BEGIN EXTRACTED MATERIAL

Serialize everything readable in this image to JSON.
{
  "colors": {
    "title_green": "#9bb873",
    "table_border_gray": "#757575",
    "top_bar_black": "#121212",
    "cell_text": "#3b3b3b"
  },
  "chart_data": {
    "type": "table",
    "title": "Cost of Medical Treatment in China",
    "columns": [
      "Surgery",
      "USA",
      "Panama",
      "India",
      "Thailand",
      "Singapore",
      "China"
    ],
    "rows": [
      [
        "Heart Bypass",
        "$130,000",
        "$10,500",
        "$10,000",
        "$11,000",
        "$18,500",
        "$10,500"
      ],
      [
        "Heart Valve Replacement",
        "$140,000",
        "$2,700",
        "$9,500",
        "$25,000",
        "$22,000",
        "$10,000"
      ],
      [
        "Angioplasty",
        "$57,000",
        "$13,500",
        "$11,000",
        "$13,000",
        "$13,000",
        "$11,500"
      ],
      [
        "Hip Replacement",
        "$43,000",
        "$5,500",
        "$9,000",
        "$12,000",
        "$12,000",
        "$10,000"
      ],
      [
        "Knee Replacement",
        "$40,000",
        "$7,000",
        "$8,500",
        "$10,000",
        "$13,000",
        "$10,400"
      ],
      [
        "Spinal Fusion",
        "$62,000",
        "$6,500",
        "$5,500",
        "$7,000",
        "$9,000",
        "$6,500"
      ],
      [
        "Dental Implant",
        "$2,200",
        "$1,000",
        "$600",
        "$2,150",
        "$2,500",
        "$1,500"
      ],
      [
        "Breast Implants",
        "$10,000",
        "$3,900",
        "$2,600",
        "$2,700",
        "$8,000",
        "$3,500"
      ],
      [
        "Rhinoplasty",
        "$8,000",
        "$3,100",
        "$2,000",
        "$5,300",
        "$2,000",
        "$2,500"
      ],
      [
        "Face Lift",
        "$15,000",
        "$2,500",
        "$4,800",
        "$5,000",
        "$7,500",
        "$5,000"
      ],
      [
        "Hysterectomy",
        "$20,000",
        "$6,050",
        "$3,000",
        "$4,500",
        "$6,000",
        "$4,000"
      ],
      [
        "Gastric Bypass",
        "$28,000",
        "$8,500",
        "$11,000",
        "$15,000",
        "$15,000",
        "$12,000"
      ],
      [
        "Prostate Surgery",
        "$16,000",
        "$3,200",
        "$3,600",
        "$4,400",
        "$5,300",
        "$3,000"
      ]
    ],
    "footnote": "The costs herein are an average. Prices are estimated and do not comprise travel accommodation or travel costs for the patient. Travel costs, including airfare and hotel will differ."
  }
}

END EXTRACTED MATERIAL

Reproduce all data above, unchanged.

Serialize everything readable in this image to JSON.
{
  "colors": {
    "title_green": "#9bb873",
    "table_border_gray": "#757575",
    "top_bar_black": "#121212",
    "cell_text": "#3b3b3b"
  },
  "chart_data": {
    "type": "table",
    "title": "Cost of Medical Treatment in China",
    "columns": [
      "Surgery",
      "USA",
      "Panama",
      "India",
      "Thailand",
      "Singapore",
      "China"
    ],
    "rows": [
      [
        "Heart Bypass",
        "$130,000",
        "$10,500",
        "$10,000",
        "$11,000",
        "$18,500",
        "$10,500"
      ],
      [
        "Heart Valve Replacement",
        "$140,000",
        "$2,700",
        "$9,500",
        "$25,000",
        "$22,000",
        "$10,000"
      ],
      [
        "Angioplasty",
        "$57,000",
        "$13,500",
        "$11,000",
        "$13,000",
        "$13,000",
        "$11,500"
      ],
      [
        "Hip Replacement",
        "$43,000",
        "$5,500",
        "$9,000",
        "$12,000",
        "$12,000",
        "$10,000"
      ],
      [
        "Knee Replacement",
        "$40,000",
        "$7,000",
        "$8,500",
        "$10,000",
        "$13,000",
        "$10,400"
      ],
      [
        "Spinal Fusion",
        "$62,000",
        "$6,500",
        "$5,500",
        "$7,000",
        "$9,000",
        "$6,500"
      ],
      [
        "Dental Implant",
        "$2,200",
        "$1,000",
        "$600",
        "$2,150",
        "$2,500",
        "$1,500"
      ],
      [
        "Breast Implants",
        "$10,000",
        "$3,900",
        "$2,600",
        "$2,700",
        "$8,000",
        "$3,500"
      ],
      [
        "Rhinoplasty",
        "$8,000",
        "$3,100",
        "$2,000",
        "$5,300",
        "$2,000",
        "$2,500"
      ],
      [
        "Face Lift",
        "$15,000",
        "$2,500",
        "$4,800",
        "$5,000",
        "$7,500",
        "$5,000"
      ],
      [
        "Hysterectomy",
        "$20,000",
        "$6,050",
        "$3,000",
        "$4,500",
        "$6,000",
        "$4,000"
      ],
      [
        "Gastric Bypass",
        "$28,000",
        "$8,500",
        "$11,000",
        "$15,000",
        "$15,000",
        "$12,000"
      ],
      [
        "Prostate Surgery",
        "$16,000",
        "$3,200",
        "$3,600",
        "$4,400",
        "$5,300",
        "$3,000"
      ]
    ],
    "footnote": "The costs herein are an average. Prices are estimated and do not comprise travel accommodation or travel costs for the patient. Travel costs, including airfare and hotel will differ."
  }
}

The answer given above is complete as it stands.